» **YOUR GOAL**
Collect the lines of the entries where "بأحدهما" shows up.

═══

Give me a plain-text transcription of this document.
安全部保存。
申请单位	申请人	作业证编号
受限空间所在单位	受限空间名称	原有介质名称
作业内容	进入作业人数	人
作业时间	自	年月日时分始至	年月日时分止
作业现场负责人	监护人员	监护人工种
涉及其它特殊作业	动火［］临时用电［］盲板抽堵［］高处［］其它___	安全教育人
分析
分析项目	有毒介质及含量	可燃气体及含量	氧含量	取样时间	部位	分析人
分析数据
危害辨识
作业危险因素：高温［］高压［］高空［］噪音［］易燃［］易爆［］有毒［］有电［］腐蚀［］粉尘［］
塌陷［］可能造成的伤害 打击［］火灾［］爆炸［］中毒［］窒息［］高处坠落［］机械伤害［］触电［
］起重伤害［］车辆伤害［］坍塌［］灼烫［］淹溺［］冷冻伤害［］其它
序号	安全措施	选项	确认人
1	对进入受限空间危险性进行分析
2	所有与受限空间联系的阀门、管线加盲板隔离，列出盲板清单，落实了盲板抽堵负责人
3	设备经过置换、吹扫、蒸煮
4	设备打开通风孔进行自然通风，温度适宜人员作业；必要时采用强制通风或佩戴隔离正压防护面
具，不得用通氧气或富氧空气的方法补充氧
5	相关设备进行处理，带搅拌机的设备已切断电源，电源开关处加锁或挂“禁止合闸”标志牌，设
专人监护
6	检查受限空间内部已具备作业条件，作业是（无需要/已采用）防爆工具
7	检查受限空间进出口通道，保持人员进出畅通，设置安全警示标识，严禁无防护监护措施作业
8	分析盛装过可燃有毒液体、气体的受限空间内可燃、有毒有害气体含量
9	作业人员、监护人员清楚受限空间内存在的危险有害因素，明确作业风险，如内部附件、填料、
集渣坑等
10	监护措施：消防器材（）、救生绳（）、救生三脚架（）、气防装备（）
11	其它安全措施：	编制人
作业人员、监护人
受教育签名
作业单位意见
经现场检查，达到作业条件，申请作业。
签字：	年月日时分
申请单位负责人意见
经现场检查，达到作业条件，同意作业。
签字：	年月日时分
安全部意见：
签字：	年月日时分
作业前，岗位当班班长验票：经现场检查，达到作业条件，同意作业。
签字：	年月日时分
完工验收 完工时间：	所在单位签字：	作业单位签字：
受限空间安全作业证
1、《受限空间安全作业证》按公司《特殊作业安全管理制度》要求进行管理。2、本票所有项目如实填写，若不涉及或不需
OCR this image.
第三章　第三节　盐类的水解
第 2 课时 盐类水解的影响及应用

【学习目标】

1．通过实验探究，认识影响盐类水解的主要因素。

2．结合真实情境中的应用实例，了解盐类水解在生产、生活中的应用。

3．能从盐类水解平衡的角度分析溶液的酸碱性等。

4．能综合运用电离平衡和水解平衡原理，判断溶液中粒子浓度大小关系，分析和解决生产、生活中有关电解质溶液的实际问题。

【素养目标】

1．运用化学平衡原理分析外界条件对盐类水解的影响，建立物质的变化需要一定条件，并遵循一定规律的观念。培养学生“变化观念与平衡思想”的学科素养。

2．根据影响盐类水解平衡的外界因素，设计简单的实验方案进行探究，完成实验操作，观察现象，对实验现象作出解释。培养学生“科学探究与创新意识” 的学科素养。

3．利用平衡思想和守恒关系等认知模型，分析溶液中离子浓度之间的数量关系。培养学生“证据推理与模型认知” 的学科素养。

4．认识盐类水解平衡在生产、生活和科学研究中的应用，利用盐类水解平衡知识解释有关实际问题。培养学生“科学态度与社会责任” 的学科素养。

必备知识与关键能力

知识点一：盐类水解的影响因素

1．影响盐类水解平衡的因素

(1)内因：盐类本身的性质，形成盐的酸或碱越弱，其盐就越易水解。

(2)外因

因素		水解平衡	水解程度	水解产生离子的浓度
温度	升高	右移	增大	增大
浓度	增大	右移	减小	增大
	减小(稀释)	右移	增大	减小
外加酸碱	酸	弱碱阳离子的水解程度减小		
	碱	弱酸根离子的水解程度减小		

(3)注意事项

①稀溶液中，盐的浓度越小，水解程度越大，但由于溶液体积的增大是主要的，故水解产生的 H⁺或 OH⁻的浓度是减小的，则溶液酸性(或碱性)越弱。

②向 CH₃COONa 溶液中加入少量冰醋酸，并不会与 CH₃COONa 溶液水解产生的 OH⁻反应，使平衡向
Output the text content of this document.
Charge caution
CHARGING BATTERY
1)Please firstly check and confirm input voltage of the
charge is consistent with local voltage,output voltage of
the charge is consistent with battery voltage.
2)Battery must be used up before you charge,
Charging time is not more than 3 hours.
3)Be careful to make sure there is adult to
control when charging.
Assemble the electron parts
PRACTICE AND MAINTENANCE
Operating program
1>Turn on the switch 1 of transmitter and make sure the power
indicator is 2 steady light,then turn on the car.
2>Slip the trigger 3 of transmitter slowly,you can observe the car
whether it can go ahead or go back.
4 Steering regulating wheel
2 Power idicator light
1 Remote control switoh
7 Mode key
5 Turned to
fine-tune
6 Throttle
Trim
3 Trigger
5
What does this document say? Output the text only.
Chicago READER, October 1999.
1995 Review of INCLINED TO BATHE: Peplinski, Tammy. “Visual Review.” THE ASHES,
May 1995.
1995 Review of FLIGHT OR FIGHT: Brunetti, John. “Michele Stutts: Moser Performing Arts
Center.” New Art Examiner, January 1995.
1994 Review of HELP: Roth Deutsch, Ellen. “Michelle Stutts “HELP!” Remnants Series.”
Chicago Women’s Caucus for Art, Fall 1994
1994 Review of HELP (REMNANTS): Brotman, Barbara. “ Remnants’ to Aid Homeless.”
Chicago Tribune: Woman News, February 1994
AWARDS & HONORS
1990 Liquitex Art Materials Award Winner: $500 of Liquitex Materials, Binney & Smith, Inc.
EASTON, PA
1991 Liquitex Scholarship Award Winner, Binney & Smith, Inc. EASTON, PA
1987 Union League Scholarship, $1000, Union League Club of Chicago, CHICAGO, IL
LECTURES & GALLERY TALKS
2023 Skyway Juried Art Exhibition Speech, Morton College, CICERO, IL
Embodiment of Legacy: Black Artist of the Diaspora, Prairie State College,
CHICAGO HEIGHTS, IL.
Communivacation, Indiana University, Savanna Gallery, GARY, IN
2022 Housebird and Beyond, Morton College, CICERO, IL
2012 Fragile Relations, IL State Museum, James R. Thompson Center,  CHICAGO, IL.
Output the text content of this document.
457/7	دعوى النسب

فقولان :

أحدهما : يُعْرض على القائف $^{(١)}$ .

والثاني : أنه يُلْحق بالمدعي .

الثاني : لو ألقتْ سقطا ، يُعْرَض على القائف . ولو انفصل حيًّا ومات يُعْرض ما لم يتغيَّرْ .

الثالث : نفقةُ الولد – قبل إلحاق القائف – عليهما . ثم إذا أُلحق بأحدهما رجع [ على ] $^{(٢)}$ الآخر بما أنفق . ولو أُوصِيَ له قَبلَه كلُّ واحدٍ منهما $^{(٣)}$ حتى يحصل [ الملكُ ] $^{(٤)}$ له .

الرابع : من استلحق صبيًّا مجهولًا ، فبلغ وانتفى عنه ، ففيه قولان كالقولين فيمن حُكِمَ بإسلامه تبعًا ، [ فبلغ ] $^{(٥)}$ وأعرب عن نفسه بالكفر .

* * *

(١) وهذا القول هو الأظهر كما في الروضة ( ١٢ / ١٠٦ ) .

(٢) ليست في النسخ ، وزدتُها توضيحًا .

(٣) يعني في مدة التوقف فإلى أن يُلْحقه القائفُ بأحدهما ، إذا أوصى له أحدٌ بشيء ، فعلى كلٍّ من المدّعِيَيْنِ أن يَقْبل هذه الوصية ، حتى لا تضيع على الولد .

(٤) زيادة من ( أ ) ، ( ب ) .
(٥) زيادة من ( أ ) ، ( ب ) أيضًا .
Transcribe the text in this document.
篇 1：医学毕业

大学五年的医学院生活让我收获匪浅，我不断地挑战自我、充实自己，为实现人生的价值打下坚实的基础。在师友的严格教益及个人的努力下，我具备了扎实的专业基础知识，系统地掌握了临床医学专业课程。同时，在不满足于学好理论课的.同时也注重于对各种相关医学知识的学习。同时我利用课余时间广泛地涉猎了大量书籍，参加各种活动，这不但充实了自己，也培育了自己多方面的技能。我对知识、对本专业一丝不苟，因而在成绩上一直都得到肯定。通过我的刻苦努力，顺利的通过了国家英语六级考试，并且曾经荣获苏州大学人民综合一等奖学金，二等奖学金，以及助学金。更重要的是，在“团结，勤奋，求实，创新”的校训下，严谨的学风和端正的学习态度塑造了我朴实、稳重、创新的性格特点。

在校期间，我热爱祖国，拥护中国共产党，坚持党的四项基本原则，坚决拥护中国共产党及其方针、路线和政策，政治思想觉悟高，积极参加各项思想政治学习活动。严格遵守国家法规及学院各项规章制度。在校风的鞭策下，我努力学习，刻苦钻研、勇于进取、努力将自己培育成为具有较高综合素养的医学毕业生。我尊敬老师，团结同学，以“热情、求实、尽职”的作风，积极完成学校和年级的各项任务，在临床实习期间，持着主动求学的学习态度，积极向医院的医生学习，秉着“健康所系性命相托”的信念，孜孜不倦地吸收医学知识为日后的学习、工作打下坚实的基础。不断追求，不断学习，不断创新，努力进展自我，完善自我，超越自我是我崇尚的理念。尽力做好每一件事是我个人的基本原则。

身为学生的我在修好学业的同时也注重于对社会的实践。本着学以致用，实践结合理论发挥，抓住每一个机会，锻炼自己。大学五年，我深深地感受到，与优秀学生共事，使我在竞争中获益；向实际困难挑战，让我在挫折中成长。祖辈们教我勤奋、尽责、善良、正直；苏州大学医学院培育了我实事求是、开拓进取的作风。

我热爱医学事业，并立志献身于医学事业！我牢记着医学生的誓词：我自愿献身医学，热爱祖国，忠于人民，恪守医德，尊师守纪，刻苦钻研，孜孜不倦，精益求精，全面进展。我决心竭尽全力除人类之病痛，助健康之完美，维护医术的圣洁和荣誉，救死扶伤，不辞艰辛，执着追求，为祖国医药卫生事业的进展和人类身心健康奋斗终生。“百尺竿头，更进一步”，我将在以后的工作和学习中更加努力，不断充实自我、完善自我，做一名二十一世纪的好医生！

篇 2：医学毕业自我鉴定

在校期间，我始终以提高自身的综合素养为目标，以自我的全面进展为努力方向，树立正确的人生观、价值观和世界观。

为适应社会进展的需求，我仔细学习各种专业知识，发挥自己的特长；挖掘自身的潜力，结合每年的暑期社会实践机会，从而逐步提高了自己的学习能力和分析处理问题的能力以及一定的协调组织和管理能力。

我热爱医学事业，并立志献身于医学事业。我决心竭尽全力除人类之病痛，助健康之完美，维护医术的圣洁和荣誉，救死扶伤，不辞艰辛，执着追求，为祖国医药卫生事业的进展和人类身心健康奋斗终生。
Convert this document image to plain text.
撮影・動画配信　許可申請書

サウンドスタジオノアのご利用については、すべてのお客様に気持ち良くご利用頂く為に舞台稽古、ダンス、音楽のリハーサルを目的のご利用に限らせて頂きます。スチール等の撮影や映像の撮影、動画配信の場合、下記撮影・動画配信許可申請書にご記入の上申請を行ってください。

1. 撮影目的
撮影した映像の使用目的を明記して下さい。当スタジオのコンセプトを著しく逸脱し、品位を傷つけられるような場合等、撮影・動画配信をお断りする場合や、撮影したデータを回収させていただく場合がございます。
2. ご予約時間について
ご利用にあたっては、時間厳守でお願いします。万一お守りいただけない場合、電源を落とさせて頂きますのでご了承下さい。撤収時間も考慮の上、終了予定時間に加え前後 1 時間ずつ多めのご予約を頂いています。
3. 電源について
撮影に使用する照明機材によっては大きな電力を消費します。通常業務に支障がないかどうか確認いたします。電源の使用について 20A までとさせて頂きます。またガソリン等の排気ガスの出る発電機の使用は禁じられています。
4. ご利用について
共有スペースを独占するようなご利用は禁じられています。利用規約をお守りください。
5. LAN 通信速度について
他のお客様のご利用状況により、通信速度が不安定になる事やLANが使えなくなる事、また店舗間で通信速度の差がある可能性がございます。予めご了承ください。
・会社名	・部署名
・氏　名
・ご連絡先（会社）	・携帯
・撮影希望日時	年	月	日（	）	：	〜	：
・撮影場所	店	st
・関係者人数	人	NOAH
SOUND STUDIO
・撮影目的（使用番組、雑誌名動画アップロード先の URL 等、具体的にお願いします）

═══

» **RESULT**
الثالث : نفقةُ الولد – قبل إلحاق القائف – عليهما . ثم إذا أُلحق بأحدهما رجع [ على ] $^{(٢)}$ الآخر بما أنفق . ولو أُوصِيَ له قَبلَه كلُّ واحدٍ منهما $^{(٣)}$ حتى يحصل [ الملكُ ] $^{(٤)}$ له .
(٣) يعني في مدة التوقف فإلى أن يُلْحقه القائفُ بأحدهما ، إذا أوصى له أحدٌ بشيء ، فعلى كلٍّ من المدّعِيَيْنِ أن يَقْبل هذه الوصية ، حتى لا تضيع على الولد .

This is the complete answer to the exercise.